## Records from a dataset
========

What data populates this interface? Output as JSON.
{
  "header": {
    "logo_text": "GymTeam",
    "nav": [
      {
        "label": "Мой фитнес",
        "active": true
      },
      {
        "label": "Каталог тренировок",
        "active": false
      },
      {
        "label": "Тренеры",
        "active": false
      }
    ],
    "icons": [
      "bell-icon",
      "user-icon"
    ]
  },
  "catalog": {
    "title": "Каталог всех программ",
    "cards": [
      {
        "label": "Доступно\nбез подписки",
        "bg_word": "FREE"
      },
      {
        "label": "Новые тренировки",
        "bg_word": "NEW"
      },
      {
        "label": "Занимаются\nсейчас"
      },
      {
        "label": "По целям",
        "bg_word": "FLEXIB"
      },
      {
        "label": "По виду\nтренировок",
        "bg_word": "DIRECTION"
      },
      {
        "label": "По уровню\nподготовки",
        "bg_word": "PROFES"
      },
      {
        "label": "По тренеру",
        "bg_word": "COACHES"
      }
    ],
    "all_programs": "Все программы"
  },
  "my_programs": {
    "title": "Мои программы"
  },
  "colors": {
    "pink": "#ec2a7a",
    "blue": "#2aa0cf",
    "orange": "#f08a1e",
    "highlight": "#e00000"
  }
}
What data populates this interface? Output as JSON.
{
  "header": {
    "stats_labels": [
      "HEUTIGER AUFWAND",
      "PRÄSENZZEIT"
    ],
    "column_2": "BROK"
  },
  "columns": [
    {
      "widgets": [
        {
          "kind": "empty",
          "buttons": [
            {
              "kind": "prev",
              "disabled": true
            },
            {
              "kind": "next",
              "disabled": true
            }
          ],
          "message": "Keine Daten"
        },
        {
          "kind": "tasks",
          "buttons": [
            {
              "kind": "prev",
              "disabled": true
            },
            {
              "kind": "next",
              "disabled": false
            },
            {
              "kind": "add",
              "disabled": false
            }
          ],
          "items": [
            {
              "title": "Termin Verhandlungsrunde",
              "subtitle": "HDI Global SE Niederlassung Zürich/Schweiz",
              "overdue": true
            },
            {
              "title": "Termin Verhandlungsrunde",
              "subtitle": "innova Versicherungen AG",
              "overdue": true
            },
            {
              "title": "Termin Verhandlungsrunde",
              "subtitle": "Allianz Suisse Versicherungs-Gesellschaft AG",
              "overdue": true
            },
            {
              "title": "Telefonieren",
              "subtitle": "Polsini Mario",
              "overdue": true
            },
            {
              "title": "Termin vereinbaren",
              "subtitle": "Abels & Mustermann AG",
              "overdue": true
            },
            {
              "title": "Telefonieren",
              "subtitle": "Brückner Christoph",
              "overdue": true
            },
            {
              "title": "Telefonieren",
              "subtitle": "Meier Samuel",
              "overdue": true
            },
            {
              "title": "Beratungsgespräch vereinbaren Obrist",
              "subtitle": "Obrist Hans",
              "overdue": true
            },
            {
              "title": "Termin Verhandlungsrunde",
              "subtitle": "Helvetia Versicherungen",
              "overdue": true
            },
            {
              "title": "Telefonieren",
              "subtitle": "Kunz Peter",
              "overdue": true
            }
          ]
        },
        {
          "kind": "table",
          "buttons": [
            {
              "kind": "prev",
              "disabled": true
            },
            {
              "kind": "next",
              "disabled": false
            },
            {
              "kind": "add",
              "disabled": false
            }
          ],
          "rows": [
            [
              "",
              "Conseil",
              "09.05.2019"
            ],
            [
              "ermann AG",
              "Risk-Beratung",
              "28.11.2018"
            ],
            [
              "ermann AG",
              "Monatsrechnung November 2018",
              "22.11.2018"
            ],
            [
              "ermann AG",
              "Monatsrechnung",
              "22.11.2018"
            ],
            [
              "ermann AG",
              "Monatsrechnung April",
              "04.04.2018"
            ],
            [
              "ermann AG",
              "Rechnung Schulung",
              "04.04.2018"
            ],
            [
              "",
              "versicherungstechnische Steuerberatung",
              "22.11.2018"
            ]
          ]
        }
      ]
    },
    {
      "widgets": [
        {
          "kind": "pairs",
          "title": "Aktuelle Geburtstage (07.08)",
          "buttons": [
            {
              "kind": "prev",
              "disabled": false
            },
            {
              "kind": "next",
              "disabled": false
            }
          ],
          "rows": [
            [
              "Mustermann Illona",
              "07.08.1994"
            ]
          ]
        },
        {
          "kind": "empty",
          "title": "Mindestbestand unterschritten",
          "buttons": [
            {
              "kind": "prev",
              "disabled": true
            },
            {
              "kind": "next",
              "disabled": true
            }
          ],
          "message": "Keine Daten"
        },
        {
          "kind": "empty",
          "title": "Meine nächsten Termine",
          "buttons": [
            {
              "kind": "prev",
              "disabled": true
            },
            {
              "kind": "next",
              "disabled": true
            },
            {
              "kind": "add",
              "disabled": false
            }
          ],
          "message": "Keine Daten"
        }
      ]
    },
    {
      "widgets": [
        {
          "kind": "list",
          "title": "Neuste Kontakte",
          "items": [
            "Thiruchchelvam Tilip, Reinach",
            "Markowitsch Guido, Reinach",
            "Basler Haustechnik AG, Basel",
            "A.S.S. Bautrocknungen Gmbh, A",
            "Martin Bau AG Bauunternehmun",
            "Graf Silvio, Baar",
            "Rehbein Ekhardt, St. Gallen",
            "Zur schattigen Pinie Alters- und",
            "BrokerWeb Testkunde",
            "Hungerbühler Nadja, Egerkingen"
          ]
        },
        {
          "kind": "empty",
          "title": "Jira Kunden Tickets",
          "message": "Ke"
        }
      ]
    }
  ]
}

========

## DO THIS
Reproduce all of the material above word for word.

## PROBLEM SOLUTION
What data populates this interface? Output as JSON.
{
  "header": {
    "logo_text": "GymTeam",
    "nav": [
      {
        "label": "Мой фитнес",
        "active": true
      },
      {
        "label": "Каталог тренировок",
        "active": false
      },
      {
        "label": "Тренеры",
        "active": false
      }
    ],
    "icons": [
      "bell-icon",
      "user-icon"
    ]
  },
  "catalog": {
    "title": "Каталог всех программ",
    "cards": [
      {
        "label": "Доступно\nбез подписки",
        "bg_word": "FREE"
      },
      {
        "label": "Новые тренировки",
        "bg_word": "NEW"
      },
      {
        "label": "Занимаются\nсейчас"
      },
      {
        "label": "По целям",
        "bg_word": "FLEXIB"
      },
      {
        "label": "По виду\nтренировок",
        "bg_word": "DIRECTION"
      },
      {
        "label": "По уровню\nподготовки",
        "bg_word": "PROFES"
      },
      {
        "label": "По тренеру",
        "bg_word": "COACHES"
      }
    ],
    "all_programs": "Все программы"
  },
  "my_programs": {
    "title": "Мои программы"
  },
  "colors": {
    "pink": "#ec2a7a",
    "blue": "#2aa0cf",
    "orange": "#f08a1e",
    "highlight": "#e00000"
  }
}
What data populates this interface? Output as JSON.
{
  "header": {
    "stats_labels": [
      "HEUTIGER AUFWAND",
      "PRÄSENZZEIT"
    ],
    "column_2": "BROK"
  },
  "columns": [
    {
      "widgets": [
        {
          "kind": "empty",
          "buttons": [
            {
              "kind": "prev",
              "disabled": true
            },
            {
              "kind": "next",
              "disabled": true
            }
          ],
          "message": "Keine Daten"
        },
        {
          "kind": "tasks",
          "buttons": [
            {
              "kind": "prev",
              "disabled": true
            },
            {
              "kind": "next",
              "disabled": false
            },
            {
              "kind": "add",
              "disabled": false
            }
          ],
          "items": [
            {
              "title": "Termin Verhandlungsrunde",
              "subtitle": "HDI Global SE Niederlassung Zürich/Schweiz",
              "overdue": true
            },
            {
              "title": "Termin Verhandlungsrunde",
              "subtitle": "innova Versicherungen AG",
              "overdue": true
            },
            {
              "title": "Termin Verhandlungsrunde",
              "subtitle": "Allianz Suisse Versicherungs-Gesellschaft AG",
              "overdue": true
            },
            {
              "title": "Telefonieren",
              "subtitle": "Polsini Mario",
              "overdue": true
            },
            {
              "title": "Termin vereinbaren",
              "subtitle": "Abels & Mustermann AG",
              "overdue": true
            },
            {
              "title": "Telefonieren",
              "subtitle": "Brückner Christoph",
              "overdue": true
            },
            {
              "title": "Telefonieren",
              "subtitle": "Meier Samuel",
              "overdue": true
            },
            {
              "title": "Beratungsgespräch vereinbaren Obrist",
              "subtitle": "Obrist Hans",
              "overdue": true
            },
            {
              "title": "Termin Verhandlungsrunde",
              "subtitle": "Helvetia Versicherungen",
              "overdue": true
            },
            {
              "title": "Telefonieren",
              "subtitle": "Kunz Peter",
              "overdue": true
            }
          ]
        },
        {
          "kind": "table",
          "buttons": [
            {
              "kind": "prev",
              "disabled": true
            },
            {
              "kind": "next",
              "disabled": false
            },
            {
              "kind": "add",
              "disabled": false
            }
          ],
          "rows": [
            [
              "",
              "Conseil",
              "09.05.2019"
            ],
            [
              "ermann AG",
              "Risk-Beratung",
              "28.11.2018"
            ],
            [
              "ermann AG",
              "Monatsrechnung November 2018",
              "22.11.2018"
            ],
            [
              "ermann AG",
              "Monatsrechnung",
              "22.11.2018"
            ],
            [
              "ermann AG",
              "Monatsrechnung April",
              "04.04.2018"
            ],
            [
              "ermann AG",
              "Rechnung Schulung",
              "04.04.2018"
            ],
            [
              "",
              "versicherungstechnische Steuerberatung",
              "22.11.2018"
            ]
          ]
        }
      ]
    },
    {
      "widgets": [
        {
          "kind": "pairs",
          "title": "Aktuelle Geburtstage (07.08)",
          "buttons": [
            {
              "kind": "prev",
              "disabled": false
            },
            {
              "kind": "next",
              "disabled": false
            }
          ],
          "rows": [
            [
              "Mustermann Illona",
              "07.08.1994"
            ]
          ]
        },
        {
          "kind": "empty",
          "title": "Mindestbestand unterschritten",
          "buttons": [
            {
              "kind": "prev",
              "disabled": true
            },
            {
              "kind": "next",
              "disabled": true
            }
          ],
          "message": "Keine Daten"
        },
        {
          "kind": "empty",
          "title": "Meine nächsten Termine",
          "buttons": [
            {
              "kind": "prev",
              "disabled": true
            },
            {
              "kind": "next",
              "disabled": true
            },
            {
              "kind": "add",
              "disabled": false
            }
          ],
          "message": "Keine Daten"
        }
      ]
    },
    {
      "widgets": [
        {
          "kind": "list",
          "title": "Neuste Kontakte",
          "items": [
            "Thiruchchelvam Tilip, Reinach",
            "Markowitsch Guido, Reinach",
            "Basler Haustechnik AG, Basel",
            "A.S.S. Bautrocknungen Gmbh, A",
            "Martin Bau AG Bauunternehmun",
            "Graf Silvio, Baar",
            "Rehbein Ekhardt, St. Gallen",
            "Zur schattigen Pinie Alters- und",
            "BrokerWeb Testkunde",
            "Hungerbühler Nadja, Egerkingen"
          ]
        },
        {
          "kind": "empty",
          "title": "Jira Kunden Tickets",
          "message": "Ke"
        }
      ]
    }
  ]
}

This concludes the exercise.